▶ [Excerpt]:
........

Wednesday, May 24, 2017

Scrap Wednesday

I will be joining SARAH today with an attempt to tame my scraps.  I have several projects that are long term - because when you work small blocks, you have to make a lot more blocks.

The usual suspects have been out into the light of day.  I've done a count on each of these project with a rough idea of layout for how many I need.  The Temecula Geese (2.5" x 4.5") are getting close as well as the plaids (2.5" sq with 1.5"x2.5" strip.  The H blocks (1.5" sq with 1.5" x 3.5" strip) have a long way to go.  

The Puss-in-the-Corner are half the way - again 1.5" getting used.  I don't think I ever showed that I was working another Postage Stamp quilt - I'm using 2" squares.

See - everything tiny, but I am in my element with these.  They give me comfort as I chain them thru the machine.  And I love all that fabric scrappiness when they are all together.

........

▶ [Data rows]:

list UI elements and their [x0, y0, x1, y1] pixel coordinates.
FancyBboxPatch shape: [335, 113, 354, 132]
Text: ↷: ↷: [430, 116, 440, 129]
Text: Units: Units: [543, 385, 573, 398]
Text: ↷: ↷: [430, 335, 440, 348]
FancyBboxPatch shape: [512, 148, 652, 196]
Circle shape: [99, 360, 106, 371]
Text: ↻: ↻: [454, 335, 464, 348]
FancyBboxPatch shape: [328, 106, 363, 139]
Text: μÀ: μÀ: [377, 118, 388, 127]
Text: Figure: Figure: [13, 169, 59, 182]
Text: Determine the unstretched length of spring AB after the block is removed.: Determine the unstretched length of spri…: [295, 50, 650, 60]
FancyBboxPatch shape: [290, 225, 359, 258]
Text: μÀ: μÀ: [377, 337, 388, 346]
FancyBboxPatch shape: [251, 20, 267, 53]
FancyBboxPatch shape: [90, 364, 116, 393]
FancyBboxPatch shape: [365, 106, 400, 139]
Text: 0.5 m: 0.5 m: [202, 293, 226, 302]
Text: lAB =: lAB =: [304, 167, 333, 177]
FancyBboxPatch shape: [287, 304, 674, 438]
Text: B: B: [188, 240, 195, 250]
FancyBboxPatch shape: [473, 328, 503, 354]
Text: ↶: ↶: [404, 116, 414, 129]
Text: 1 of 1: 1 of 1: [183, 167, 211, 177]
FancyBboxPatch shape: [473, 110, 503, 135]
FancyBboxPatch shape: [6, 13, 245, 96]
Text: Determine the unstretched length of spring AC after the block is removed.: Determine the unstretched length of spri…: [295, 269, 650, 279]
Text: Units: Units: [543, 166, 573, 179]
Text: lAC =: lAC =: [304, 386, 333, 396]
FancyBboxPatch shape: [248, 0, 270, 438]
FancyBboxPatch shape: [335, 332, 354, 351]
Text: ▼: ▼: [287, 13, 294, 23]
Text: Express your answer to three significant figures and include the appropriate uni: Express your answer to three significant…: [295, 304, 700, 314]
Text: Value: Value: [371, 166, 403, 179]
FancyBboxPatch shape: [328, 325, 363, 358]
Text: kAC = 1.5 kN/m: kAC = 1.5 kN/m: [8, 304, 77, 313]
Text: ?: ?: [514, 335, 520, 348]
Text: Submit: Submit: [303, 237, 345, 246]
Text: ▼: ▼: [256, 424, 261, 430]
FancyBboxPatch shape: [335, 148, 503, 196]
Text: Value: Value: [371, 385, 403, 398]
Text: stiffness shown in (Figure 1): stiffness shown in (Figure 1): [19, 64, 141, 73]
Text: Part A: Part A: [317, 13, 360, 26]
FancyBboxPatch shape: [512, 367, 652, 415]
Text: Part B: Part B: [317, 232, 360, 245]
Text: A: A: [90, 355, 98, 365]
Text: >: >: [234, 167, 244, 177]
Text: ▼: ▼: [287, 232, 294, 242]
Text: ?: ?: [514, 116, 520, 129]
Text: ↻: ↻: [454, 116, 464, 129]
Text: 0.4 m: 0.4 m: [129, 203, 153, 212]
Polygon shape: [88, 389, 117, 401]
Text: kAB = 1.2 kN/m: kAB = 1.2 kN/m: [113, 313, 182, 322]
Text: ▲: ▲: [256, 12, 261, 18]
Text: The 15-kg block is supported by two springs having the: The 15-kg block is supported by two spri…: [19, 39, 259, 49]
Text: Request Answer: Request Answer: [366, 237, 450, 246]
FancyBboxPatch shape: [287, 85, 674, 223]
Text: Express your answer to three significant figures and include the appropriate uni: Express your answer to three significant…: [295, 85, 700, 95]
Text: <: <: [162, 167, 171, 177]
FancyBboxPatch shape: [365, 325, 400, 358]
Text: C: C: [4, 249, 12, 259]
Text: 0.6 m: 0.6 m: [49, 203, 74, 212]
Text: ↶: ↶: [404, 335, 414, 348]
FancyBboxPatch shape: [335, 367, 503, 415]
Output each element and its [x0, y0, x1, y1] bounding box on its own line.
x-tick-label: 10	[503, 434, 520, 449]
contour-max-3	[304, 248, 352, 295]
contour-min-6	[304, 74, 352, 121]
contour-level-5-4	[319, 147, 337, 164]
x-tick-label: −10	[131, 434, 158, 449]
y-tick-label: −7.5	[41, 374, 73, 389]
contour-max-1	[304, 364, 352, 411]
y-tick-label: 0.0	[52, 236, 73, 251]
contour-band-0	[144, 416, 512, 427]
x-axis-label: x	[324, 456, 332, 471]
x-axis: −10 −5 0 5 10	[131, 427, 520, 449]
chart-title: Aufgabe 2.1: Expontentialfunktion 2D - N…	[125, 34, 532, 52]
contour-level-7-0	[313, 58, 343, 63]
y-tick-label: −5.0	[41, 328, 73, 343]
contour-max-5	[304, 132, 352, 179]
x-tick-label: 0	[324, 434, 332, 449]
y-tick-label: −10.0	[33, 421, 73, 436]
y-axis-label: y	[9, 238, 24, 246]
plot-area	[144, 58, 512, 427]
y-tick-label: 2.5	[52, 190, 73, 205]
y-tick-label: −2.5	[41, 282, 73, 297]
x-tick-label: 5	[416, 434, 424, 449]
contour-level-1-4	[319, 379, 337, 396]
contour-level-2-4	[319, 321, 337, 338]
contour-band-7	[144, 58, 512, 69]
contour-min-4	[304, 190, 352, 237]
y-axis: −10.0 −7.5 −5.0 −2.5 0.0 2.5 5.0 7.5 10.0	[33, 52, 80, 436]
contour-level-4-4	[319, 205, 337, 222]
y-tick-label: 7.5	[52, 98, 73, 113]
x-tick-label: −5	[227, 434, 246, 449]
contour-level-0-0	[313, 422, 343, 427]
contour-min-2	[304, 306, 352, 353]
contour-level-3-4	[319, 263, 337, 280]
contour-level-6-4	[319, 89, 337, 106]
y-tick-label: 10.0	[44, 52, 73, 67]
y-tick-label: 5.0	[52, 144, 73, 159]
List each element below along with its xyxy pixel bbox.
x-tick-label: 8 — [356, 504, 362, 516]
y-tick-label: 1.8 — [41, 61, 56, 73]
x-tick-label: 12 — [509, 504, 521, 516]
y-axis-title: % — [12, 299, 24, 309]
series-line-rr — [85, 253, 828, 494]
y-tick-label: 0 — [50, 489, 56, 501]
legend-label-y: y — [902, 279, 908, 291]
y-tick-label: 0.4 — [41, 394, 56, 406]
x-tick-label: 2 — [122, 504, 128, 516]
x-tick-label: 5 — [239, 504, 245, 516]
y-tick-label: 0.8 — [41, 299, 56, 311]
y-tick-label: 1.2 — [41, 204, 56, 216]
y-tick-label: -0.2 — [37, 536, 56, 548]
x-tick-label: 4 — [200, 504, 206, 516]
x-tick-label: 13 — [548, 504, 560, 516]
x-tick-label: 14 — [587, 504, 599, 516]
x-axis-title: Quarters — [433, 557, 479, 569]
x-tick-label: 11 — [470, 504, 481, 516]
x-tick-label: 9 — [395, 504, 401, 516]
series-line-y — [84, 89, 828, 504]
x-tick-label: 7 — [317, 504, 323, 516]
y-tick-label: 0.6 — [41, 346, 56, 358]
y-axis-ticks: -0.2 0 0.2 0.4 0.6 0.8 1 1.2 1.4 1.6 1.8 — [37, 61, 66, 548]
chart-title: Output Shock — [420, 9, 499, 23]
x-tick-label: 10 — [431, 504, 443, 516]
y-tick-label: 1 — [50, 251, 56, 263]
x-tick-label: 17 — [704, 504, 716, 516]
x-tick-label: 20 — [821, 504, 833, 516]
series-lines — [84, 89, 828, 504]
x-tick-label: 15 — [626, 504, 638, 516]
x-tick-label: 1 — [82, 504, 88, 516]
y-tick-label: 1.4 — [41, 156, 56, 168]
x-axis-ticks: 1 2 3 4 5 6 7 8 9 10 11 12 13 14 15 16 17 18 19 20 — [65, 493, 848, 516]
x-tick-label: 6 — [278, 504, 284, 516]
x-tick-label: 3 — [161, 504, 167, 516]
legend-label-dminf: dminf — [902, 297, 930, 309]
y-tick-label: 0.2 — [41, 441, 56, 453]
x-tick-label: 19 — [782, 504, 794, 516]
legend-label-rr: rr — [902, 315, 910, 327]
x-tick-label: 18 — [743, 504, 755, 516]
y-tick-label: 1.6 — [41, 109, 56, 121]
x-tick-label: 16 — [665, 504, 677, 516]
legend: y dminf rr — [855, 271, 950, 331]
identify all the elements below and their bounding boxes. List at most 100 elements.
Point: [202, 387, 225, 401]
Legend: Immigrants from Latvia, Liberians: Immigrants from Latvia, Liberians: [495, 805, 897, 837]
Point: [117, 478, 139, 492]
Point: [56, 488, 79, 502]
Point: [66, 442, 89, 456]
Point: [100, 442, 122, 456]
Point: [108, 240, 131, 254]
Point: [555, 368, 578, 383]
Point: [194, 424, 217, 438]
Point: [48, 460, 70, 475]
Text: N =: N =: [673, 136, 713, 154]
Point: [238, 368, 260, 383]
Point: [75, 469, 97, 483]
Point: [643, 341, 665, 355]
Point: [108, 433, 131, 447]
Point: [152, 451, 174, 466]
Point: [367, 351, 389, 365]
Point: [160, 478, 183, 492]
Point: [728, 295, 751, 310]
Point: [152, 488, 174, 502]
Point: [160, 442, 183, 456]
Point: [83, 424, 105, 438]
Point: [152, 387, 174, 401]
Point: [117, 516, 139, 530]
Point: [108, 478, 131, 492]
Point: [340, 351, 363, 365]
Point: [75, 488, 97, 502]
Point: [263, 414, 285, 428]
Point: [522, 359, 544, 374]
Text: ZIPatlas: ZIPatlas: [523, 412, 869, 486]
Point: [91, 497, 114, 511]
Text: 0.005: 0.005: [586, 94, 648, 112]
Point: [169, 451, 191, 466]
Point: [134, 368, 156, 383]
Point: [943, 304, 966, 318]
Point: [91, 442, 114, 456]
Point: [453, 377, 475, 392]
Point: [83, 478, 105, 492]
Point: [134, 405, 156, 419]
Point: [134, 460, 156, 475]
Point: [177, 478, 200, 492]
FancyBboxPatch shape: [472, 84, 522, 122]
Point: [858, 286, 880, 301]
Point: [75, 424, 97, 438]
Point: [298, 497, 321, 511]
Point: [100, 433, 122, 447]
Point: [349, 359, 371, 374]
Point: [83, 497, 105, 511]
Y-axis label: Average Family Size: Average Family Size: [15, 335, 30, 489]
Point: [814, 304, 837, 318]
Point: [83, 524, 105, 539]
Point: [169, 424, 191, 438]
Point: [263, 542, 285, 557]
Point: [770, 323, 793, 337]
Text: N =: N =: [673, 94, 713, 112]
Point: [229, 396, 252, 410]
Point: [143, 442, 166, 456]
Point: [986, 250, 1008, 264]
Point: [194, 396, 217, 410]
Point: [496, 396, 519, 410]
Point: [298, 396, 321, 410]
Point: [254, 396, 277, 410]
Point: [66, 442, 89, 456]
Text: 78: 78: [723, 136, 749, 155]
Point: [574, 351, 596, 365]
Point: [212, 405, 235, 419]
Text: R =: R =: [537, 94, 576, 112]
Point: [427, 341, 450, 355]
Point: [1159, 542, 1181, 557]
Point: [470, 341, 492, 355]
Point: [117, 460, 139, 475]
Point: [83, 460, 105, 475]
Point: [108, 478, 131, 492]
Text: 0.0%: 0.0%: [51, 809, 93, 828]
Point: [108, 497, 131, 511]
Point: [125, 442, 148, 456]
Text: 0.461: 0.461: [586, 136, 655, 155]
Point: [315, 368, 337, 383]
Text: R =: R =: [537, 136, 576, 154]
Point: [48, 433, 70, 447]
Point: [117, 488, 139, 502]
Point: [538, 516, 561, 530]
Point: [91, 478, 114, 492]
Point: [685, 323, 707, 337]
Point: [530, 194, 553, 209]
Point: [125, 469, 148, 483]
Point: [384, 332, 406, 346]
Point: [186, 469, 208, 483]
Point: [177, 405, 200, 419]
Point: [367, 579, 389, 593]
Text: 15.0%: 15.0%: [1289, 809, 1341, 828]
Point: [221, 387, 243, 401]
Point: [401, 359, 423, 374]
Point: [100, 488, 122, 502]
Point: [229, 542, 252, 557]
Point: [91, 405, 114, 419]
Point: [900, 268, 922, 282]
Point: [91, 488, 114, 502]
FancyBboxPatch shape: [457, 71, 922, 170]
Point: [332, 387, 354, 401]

........

▶ [Work to complete]:
1. In the scrap-quilting post, what size squares are being used for the Postage Stamp quilt?
2. Give the records from their first line through the line containing "FancyBboxPatch shape: [328, 106, 363, 139]", inclusive, as a Markdown table with columns No. and Entry, skipping blank lines.

▶ [Expected responses]:
1. 2" squares.

2.
| No. | Entry |
|---|---|
| 1 | list UI elements and their [x0, y0, x1, y1] pixel coordinates. |
| 2 | FancyBboxPatch shape: [335, 113, 354, 132] |
| 3 | Text: ↷: ↷: [430, 116, 440, 129] |
| 4 | Text: Units: Units: [543, 385, 573, 398] |
| 5 | Text: ↷: ↷: [430, 335, 440, 348] |
| 6 | FancyBboxPatch shape: [512, 148, 652, 196] |
| 7 | Circle shape: [99, 360, 106, 371] |
| 8 | Text: ↻: ↻: [454, 335, 464, 348] |
| 9 | FancyBboxPatch shape: [328, 106, 363, 139] |